Given task: Output every line of the material exactly, omitting images.

Dataset records on visual material
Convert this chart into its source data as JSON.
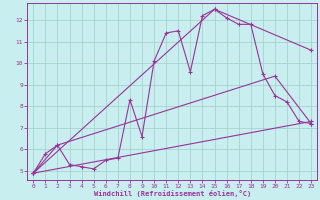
{
  "xlabel": "Windchill (Refroidissement éolien,°C)",
  "xlim": [
    -0.5,
    23.5
  ],
  "ylim": [
    4.6,
    12.8
  ],
  "xticks": [
    0,
    1,
    2,
    3,
    4,
    5,
    6,
    7,
    8,
    9,
    10,
    11,
    12,
    13,
    14,
    15,
    16,
    17,
    18,
    19,
    20,
    21,
    22,
    23
  ],
  "yticks": [
    5,
    6,
    7,
    8,
    9,
    10,
    11,
    12
  ],
  "bg_color": "#c8eef0",
  "grid_color": "#a0cfc8",
  "line_color": "#993399",
  "series": [
    [
      0,
      4.9
    ],
    [
      1,
      5.8
    ],
    [
      2,
      6.2
    ],
    [
      3,
      5.3
    ],
    [
      4,
      5.2
    ],
    [
      5,
      5.1
    ],
    [
      6,
      5.5
    ],
    [
      7,
      5.6
    ],
    [
      8,
      8.3
    ],
    [
      9,
      6.6
    ],
    [
      10,
      10.1
    ],
    [
      11,
      11.4
    ],
    [
      12,
      11.5
    ],
    [
      13,
      9.6
    ],
    [
      14,
      12.2
    ],
    [
      15,
      12.5
    ],
    [
      16,
      12.1
    ],
    [
      17,
      11.8
    ],
    [
      18,
      11.8
    ],
    [
      19,
      9.5
    ],
    [
      20,
      8.5
    ],
    [
      21,
      8.2
    ],
    [
      22,
      7.3
    ],
    [
      23,
      7.2
    ]
  ],
  "line2": [
    [
      0,
      4.9
    ],
    [
      2,
      6.2
    ],
    [
      20,
      9.4
    ],
    [
      23,
      7.2
    ]
  ],
  "line3": [
    [
      0,
      4.9
    ],
    [
      23,
      7.3
    ]
  ],
  "line4": [
    [
      0,
      4.9
    ],
    [
      15,
      12.5
    ],
    [
      23,
      10.6
    ]
  ]
}
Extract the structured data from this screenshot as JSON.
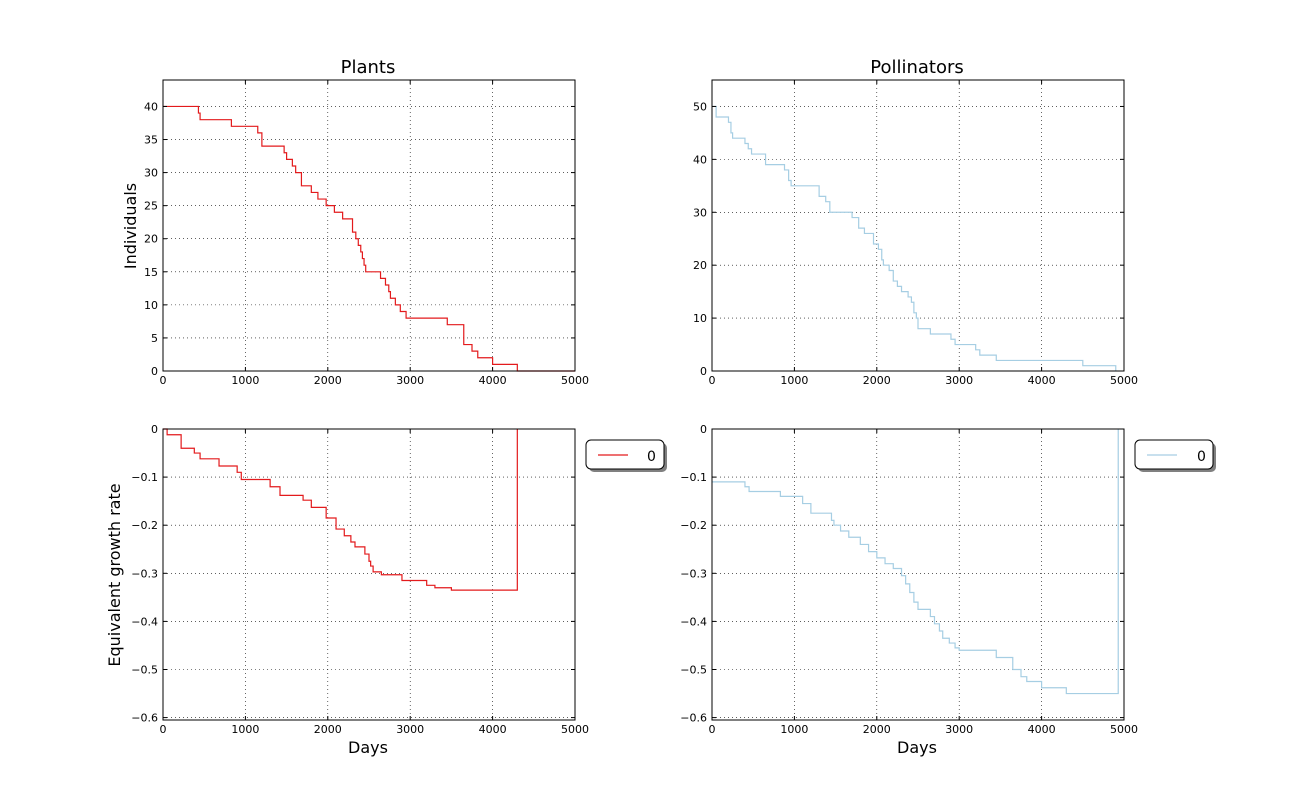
{
  "colors": {
    "plants": "#e31a1c",
    "pollinators": "#a6cee3",
    "grid": "#000000",
    "axis": "#000000"
  },
  "chart_data": [
    {
      "type": "line",
      "title": "Plants",
      "xlabel": "",
      "ylabel": "Individuals",
      "xlim": [
        0,
        5000
      ],
      "ylim": [
        0,
        44
      ],
      "xticks": [
        0,
        1000,
        2000,
        3000,
        4000,
        5000
      ],
      "yticks": [
        0,
        5,
        10,
        15,
        20,
        25,
        30,
        35,
        40
      ],
      "grid": true,
      "step": true,
      "series": [
        {
          "color": "plants",
          "x": [
            0,
            400,
            430,
            450,
            830,
            1100,
            1150,
            1200,
            1430,
            1470,
            1500,
            1570,
            1610,
            1680,
            1800,
            1880,
            1980,
            2080,
            2180,
            2300,
            2340,
            2370,
            2400,
            2420,
            2440,
            2460,
            2500,
            2640,
            2700,
            2740,
            2760,
            2820,
            2880,
            2950,
            3000,
            3450,
            3650,
            3750,
            3820,
            4000,
            4300,
            5000
          ],
          "y": [
            40,
            40,
            39,
            38,
            37,
            37,
            36,
            34,
            34,
            33,
            32,
            31,
            30,
            28,
            27,
            26,
            25,
            24,
            23,
            21,
            20,
            19,
            18,
            17,
            16,
            15,
            15,
            14,
            13,
            12,
            11,
            10,
            9,
            8,
            8,
            7,
            4,
            3,
            2,
            1,
            0,
            0
          ]
        }
      ]
    },
    {
      "type": "line",
      "title": "Pollinators",
      "xlabel": "",
      "ylabel": "",
      "xlim": [
        0,
        5000
      ],
      "ylim": [
        0,
        55
      ],
      "xticks": [
        0,
        1000,
        2000,
        3000,
        4000,
        5000
      ],
      "yticks": [
        0,
        10,
        20,
        30,
        40,
        50
      ],
      "grid": true,
      "step": true,
      "series": [
        {
          "color": "pollinators",
          "x": [
            0,
            50,
            200,
            230,
            250,
            280,
            400,
            440,
            480,
            650,
            880,
            930,
            960,
            1000,
            1300,
            1380,
            1430,
            1700,
            1780,
            1850,
            1960,
            2020,
            2060,
            2080,
            2100,
            2150,
            2200,
            2250,
            2300,
            2380,
            2420,
            2450,
            2480,
            2500,
            2650,
            2900,
            2950,
            3000,
            3200,
            3250,
            3450,
            4500,
            4900
          ],
          "y": [
            50,
            48,
            47,
            45,
            44,
            44,
            43,
            42,
            41,
            39,
            38,
            36,
            35,
            35,
            33,
            32,
            30,
            29,
            27,
            26,
            24,
            23,
            21,
            20,
            20,
            19,
            17,
            16,
            15,
            14,
            13,
            11,
            10,
            8,
            7,
            6,
            5,
            5,
            4,
            3,
            2,
            1,
            0
          ]
        }
      ]
    },
    {
      "type": "line",
      "title": "",
      "xlabel": "Days",
      "ylabel": "Equivalent growth rate",
      "xlim": [
        0,
        5000
      ],
      "ylim": [
        -0.605,
        0.0
      ],
      "xticks": [
        0,
        1000,
        2000,
        3000,
        4000,
        5000
      ],
      "yticks": [
        0.0,
        -0.1,
        -0.2,
        -0.3,
        -0.4,
        -0.5,
        -0.6
      ],
      "grid": true,
      "step": true,
      "legend": {
        "entries": [
          "0"
        ],
        "placement": "outside-right"
      },
      "series": [
        {
          "name": "0",
          "color": "plants",
          "x": [
            0,
            50,
            220,
            380,
            450,
            680,
            900,
            950,
            1300,
            1420,
            1700,
            1800,
            1980,
            2100,
            2200,
            2280,
            2330,
            2450,
            2500,
            2520,
            2550,
            2650,
            2900,
            3200,
            3300,
            3500,
            4300,
            4300
          ],
          "y": [
            0.0,
            -0.012,
            -0.04,
            -0.05,
            -0.062,
            -0.077,
            -0.09,
            -0.105,
            -0.12,
            -0.138,
            -0.148,
            -0.163,
            -0.185,
            -0.208,
            -0.222,
            -0.235,
            -0.245,
            -0.26,
            -0.275,
            -0.285,
            -0.297,
            -0.303,
            -0.315,
            -0.325,
            -0.33,
            -0.335,
            -0.335,
            0.0
          ]
        }
      ]
    },
    {
      "type": "line",
      "title": "",
      "xlabel": "Days",
      "ylabel": "",
      "xlim": [
        0,
        5000
      ],
      "ylim": [
        -0.605,
        0.0
      ],
      "xticks": [
        0,
        1000,
        2000,
        3000,
        4000,
        5000
      ],
      "yticks": [
        0.0,
        -0.1,
        -0.2,
        -0.3,
        -0.4,
        -0.5,
        -0.6
      ],
      "grid": true,
      "step": true,
      "legend": {
        "entries": [
          "0"
        ],
        "placement": "outside-right"
      },
      "series": [
        {
          "name": "0",
          "color": "pollinators",
          "x": [
            0,
            400,
            450,
            830,
            1100,
            1200,
            1450,
            1480,
            1560,
            1660,
            1800,
            1900,
            2000,
            2100,
            2200,
            2300,
            2350,
            2400,
            2450,
            2500,
            2650,
            2700,
            2760,
            2800,
            2880,
            2950,
            3000,
            3450,
            3650,
            3750,
            3820,
            4000,
            4300,
            4900,
            4930
          ],
          "y": [
            -0.11,
            -0.12,
            -0.13,
            -0.14,
            -0.155,
            -0.175,
            -0.19,
            -0.2,
            -0.212,
            -0.225,
            -0.24,
            -0.255,
            -0.268,
            -0.28,
            -0.29,
            -0.305,
            -0.322,
            -0.34,
            -0.36,
            -0.375,
            -0.39,
            -0.405,
            -0.42,
            -0.435,
            -0.445,
            -0.455,
            -0.46,
            -0.475,
            -0.5,
            -0.515,
            -0.525,
            -0.538,
            -0.55,
            -0.55,
            0.0
          ]
        }
      ]
    }
  ]
}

Result for this task:
Convert this chart into its source data as JSON.
{
  "xlabel": "Windchill (Refroidissement éolien,°C)",
  "xlim": [
    -0.5,
    23.5
  ],
  "ylim": [
    4.6,
    12.8
  ],
  "xticks": [
    0,
    1,
    2,
    3,
    4,
    5,
    6,
    7,
    8,
    9,
    10,
    11,
    12,
    13,
    14,
    15,
    16,
    17,
    18,
    19,
    20,
    21,
    22,
    23
  ],
  "yticks": [
    5,
    6,
    7,
    8,
    9,
    10,
    11,
    12
  ],
  "bg_color": "#c8eef0",
  "grid_color": "#a0cfc8",
  "line_color": "#993399",
  "series": [
    [
      0,
      4.9
    ],
    [
      1,
      5.8
    ],
    [
      2,
      6.2
    ],
    [
      3,
      5.3
    ],
    [
      4,
      5.2
    ],
    [
      5,
      5.1
    ],
    [
      6,
      5.5
    ],
    [
      7,
      5.6
    ],
    [
      8,
      8.3
    ],
    [
      9,
      6.6
    ],
    [
      10,
      10.1
    ],
    [
      11,
      11.4
    ],
    [
      12,
      11.5
    ],
    [
      13,
      9.6
    ],
    [
      14,
      12.2
    ],
    [
      15,
      12.5
    ],
    [
      16,
      12.1
    ],
    [
      17,
      11.8
    ],
    [
      18,
      11.8
    ],
    [
      19,
      9.5
    ],
    [
      20,
      8.5
    ],
    [
      21,
      8.2
    ],
    [
      22,
      7.3
    ],
    [
      23,
      7.2
    ]
  ],
  "line2": [
    [
      0,
      4.9
    ],
    [
      2,
      6.2
    ],
    [
      20,
      9.4
    ],
    [
      23,
      7.2
    ]
  ],
  "line3": [
    [
      0,
      4.9
    ],
    [
      23,
      7.3
    ]
  ],
  "line4": [
    [
      0,
      4.9
    ],
    [
      15,
      12.5
    ],
    [
      23,
      10.6
    ]
  ]
}
Extract the structured data from this screenshot as JSON.
{
  "colors": {
    "plants": "#e31a1c",
    "pollinators": "#a6cee3",
    "grid": "#000000",
    "axis": "#000000"
  },
  "chart_data": [
    {
      "type": "line",
      "title": "Plants",
      "xlabel": "",
      "ylabel": "Individuals",
      "xlim": [
        0,
        5000
      ],
      "ylim": [
        0,
        44
      ],
      "xticks": [
        0,
        1000,
        2000,
        3000,
        4000,
        5000
      ],
      "yticks": [
        0,
        5,
        10,
        15,
        20,
        25,
        30,
        35,
        40
      ],
      "grid": true,
      "step": true,
      "series": [
        {
          "color": "plants",
          "x": [
            0,
            400,
            430,
            450,
            830,
            1100,
            1150,
            1200,
            1430,
            1470,
            1500,
            1570,
            1610,
            1680,
            1800,
            1880,
            1980,
            2080,
            2180,
            2300,
            2340,
            2370,
            2400,
            2420,
            2440,
            2460,
            2500,
            2640,
            2700,
            2740,
            2760,
            2820,
            2880,
            2950,
            3000,
            3450,
            3650,
            3750,
            3820,
            4000,
            4300,
            5000
          ],
          "y": [
            40,
            40,
            39,
            38,
            37,
            37,
            36,
            34,
            34,
            33,
            32,
            31,
            30,
            28,
            27,
            26,
            25,
            24,
            23,
            21,
            20,
            19,
            18,
            17,
            16,
            15,
            15,
            14,
            13,
            12,
            11,
            10,
            9,
            8,
            8,
            7,
            4,
            3,
            2,
            1,
            0,
            0
          ]
        }
      ]
    },
    {
      "type": "line",
      "title": "Pollinators",
      "xlabel": "",
      "ylabel": "",
      "xlim": [
        0,
        5000
      ],
      "ylim": [
        0,
        55
      ],
      "xticks": [
        0,
        1000,
        2000,
        3000,
        4000,
        5000
      ],
      "yticks": [
        0,
        10,
        20,
        30,
        40,
        50
      ],
      "grid": true,
      "step": true,
      "series": [
        {
          "color": "pollinators",
          "x": [
            0,
            50,
            200,
            230,
            250,
            280,
            400,
            440,
            480,
            650,
            880,
            930,
            960,
            1000,
            1300,
            1380,
            1430,
            1700,
            1780,
            1850,
            1960,
            2020,
            2060,
            2080,
            2100,
            2150,
            2200,
            2250,
            2300,
            2380,
            2420,
            2450,
            2480,
            2500,
            2650,
            2900,
            2950,
            3000,
            3200,
            3250,
            3450,
            4500,
            4900
          ],
          "y": [
            50,
            48,
            47,
            45,
            44,
            44,
            43,
            42,
            41,
            39,
            38,
            36,
            35,
            35,
            33,
            32,
            30,
            29,
            27,
            26,
            24,
            23,
            21,
            20,
            20,
            19,
            17,
            16,
            15,
            14,
            13,
            11,
            10,
            8,
            7,
            6,
            5,
            5,
            4,
            3,
            2,
            1,
            0
          ]
        }
      ]
    },
    {
      "type": "line",
      "title": "",
      "xlabel": "Days",
      "ylabel": "Equivalent growth rate",
      "xlim": [
        0,
        5000
      ],
      "ylim": [
        -0.605,
        0.0
      ],
      "xticks": [
        0,
        1000,
        2000,
        3000,
        4000,
        5000
      ],
      "yticks": [
        0.0,
        -0.1,
        -0.2,
        -0.3,
        -0.4,
        -0.5,
        -0.6
      ],
      "grid": true,
      "step": true,
      "legend": {
        "entries": [
          "0"
        ],
        "placement": "outside-right"
      },
      "series": [
        {
          "name": "0",
          "color": "plants",
          "x": [
            0,
            50,
            220,
            380,
            450,
            680,
            900,
            950,
            1300,
            1420,
            1700,
            1800,
            1980,
            2100,
            2200,
            2280,
            2330,
            2450,
            2500,
            2520,
            2550,
            2650,
            2900,
            3200,
            3300,
            3500,
            4300,
            4300
          ],
          "y": [
            0.0,
            -0.012,
            -0.04,
            -0.05,
            -0.062,
            -0.077,
            -0.09,
            -0.105,
            -0.12,
            -0.138,
            -0.148,
            -0.163,
            -0.185,
            -0.208,
            -0.222,
            -0.235,
            -0.245,
            -0.26,
            -0.275,
            -0.285,
            -0.297,
            -0.303,
            -0.315,
            -0.325,
            -0.33,
            -0.335,
            -0.335,
            0.0
          ]
        }
      ]
    },
    {
      "type": "line",
      "title": "",
      "xlabel": "Days",
      "ylabel": "",
      "xlim": [
        0,
        5000
      ],
      "ylim": [
        -0.605,
        0.0
      ],
      "xticks": [
        0,
        1000,
        2000,
        3000,
        4000,
        5000
      ],
      "yticks": [
        0.0,
        -0.1,
        -0.2,
        -0.3,
        -0.4,
        -0.5,
        -0.6
      ],
      "grid": true,
      "step": true,
      "legend": {
        "entries": [
          "0"
        ],
        "placement": "outside-right"
      },
      "series": [
        {
          "name": "0",
          "color": "pollinators",
          "x": [
            0,
            400,
            450,
            830,
            1100,
            1200,
            1450,
            1480,
            1560,
            1660,
            1800,
            1900,
            2000,
            2100,
            2200,
            2300,
            2350,
            2400,
            2450,
            2500,
            2650,
            2700,
            2760,
            2800,
            2880,
            2950,
            3000,
            3450,
            3650,
            3750,
            3820,
            4000,
            4300,
            4900,
            4930
          ],
          "y": [
            -0.11,
            -0.12,
            -0.13,
            -0.14,
            -0.155,
            -0.175,
            -0.19,
            -0.2,
            -0.212,
            -0.225,
            -0.24,
            -0.255,
            -0.268,
            -0.28,
            -0.29,
            -0.305,
            -0.322,
            -0.34,
            -0.36,
            -0.375,
            -0.39,
            -0.405,
            -0.42,
            -0.435,
            -0.445,
            -0.455,
            -0.46,
            -0.475,
            -0.5,
            -0.515,
            -0.525,
            -0.538,
            -0.55,
            -0.55,
            0.0
          ]
        }
      ]
    }
  ]
}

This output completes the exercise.